■ **Instructions for the task**
Among the entries, which lines carry the string "JSON"? Copy each of them.
:::::
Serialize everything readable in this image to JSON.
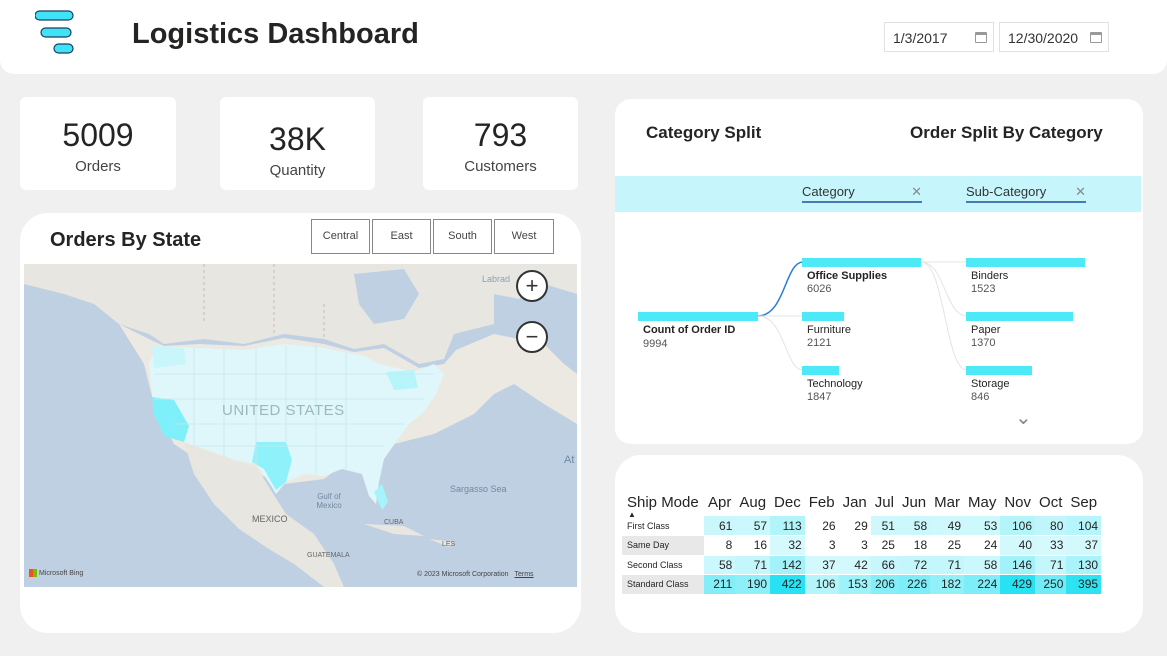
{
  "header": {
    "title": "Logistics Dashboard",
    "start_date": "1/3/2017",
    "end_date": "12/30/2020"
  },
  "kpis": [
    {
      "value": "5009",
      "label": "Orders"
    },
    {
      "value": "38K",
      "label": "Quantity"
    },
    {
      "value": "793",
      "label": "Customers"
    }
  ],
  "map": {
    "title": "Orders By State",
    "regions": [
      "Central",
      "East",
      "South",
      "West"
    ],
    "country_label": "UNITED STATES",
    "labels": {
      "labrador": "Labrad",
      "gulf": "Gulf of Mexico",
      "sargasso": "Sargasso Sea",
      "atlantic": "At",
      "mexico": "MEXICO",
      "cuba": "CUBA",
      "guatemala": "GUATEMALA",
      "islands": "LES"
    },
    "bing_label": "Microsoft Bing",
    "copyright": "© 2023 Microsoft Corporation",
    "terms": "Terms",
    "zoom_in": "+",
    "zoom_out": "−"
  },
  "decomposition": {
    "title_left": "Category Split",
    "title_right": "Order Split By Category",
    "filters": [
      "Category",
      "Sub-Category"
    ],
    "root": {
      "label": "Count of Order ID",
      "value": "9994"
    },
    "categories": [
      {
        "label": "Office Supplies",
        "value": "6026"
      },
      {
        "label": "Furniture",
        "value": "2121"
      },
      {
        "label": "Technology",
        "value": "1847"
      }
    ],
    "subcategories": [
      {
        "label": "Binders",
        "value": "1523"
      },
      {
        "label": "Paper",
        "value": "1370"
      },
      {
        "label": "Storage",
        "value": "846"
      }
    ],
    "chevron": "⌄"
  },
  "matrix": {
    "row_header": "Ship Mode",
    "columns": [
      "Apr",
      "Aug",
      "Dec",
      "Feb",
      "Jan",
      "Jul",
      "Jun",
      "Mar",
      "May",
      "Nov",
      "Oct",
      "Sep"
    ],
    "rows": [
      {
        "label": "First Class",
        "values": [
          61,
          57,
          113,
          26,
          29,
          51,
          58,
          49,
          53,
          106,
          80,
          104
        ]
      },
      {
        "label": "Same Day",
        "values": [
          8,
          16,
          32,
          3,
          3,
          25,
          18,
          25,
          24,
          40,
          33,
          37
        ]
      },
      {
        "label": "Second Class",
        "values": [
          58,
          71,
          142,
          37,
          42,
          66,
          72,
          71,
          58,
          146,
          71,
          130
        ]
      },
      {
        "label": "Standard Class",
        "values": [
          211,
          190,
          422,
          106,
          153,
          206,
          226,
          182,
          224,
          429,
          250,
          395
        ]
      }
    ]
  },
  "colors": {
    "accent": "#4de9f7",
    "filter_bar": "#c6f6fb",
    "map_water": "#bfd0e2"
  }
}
:::::
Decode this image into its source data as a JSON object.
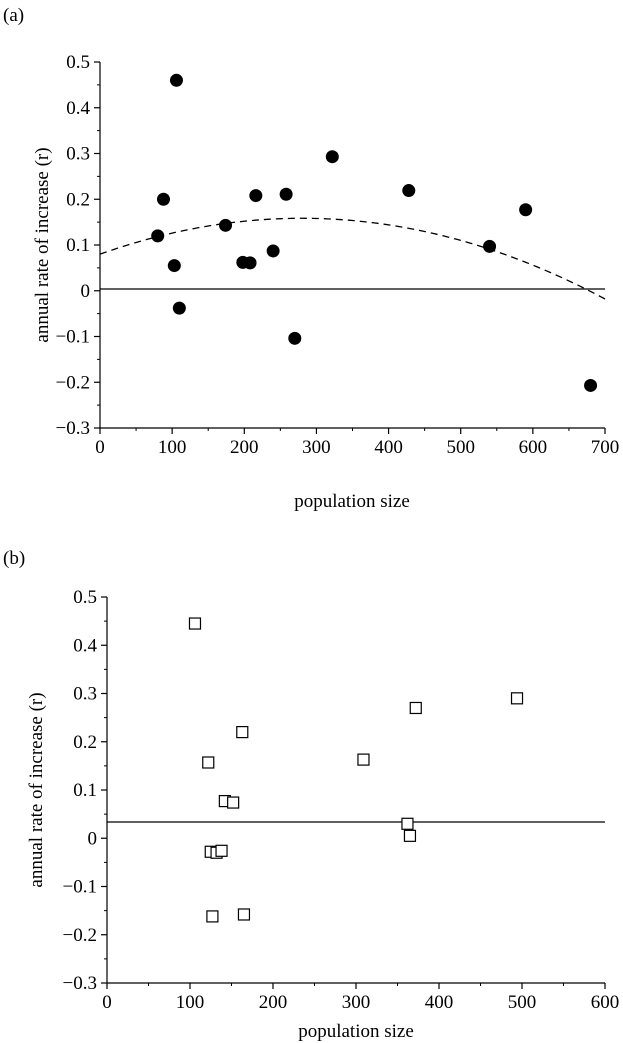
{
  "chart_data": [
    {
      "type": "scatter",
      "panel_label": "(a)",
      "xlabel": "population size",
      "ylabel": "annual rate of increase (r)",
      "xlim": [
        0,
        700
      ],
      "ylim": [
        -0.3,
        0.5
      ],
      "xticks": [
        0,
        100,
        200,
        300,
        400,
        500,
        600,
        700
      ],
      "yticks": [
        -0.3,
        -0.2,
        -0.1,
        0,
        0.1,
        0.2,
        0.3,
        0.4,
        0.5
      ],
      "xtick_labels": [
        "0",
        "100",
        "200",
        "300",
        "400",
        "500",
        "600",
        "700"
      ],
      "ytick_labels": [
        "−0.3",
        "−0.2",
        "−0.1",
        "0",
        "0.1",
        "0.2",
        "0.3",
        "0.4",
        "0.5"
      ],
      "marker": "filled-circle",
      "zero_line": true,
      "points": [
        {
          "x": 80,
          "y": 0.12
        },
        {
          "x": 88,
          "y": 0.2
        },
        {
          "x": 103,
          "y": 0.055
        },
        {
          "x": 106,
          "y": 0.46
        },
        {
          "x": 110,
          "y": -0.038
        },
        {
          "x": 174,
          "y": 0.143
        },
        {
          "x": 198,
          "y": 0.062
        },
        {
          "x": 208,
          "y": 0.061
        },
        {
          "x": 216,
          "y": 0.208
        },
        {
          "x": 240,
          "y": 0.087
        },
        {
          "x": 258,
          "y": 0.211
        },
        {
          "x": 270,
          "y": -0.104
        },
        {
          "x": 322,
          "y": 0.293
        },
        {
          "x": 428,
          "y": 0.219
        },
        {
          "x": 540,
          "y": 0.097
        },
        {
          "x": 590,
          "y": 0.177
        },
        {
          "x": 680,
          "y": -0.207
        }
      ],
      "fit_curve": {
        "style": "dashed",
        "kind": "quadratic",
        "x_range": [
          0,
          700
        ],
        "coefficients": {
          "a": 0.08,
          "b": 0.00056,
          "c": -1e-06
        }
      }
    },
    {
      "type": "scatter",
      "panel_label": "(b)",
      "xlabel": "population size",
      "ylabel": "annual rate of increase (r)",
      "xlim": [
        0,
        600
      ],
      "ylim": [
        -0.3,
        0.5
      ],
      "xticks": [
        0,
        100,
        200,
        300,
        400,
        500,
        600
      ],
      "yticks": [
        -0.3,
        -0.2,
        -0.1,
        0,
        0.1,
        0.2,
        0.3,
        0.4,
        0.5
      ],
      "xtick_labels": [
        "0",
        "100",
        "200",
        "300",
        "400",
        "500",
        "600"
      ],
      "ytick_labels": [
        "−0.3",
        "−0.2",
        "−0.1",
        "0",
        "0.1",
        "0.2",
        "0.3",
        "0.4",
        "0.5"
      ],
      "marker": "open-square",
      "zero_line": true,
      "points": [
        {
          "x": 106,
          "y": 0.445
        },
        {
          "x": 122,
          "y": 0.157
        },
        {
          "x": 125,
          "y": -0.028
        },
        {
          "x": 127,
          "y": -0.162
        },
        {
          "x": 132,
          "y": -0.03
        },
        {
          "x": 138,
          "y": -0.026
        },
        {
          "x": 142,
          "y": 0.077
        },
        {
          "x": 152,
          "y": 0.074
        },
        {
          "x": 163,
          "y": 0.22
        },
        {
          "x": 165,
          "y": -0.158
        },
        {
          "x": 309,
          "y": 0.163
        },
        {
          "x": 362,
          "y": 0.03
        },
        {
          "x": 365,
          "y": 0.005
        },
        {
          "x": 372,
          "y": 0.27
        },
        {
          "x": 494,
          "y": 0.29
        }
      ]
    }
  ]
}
:::::
■ **Output for this task**
Serialize everything readable in this image to JSON.
Decode this image into its source data as a JSON object.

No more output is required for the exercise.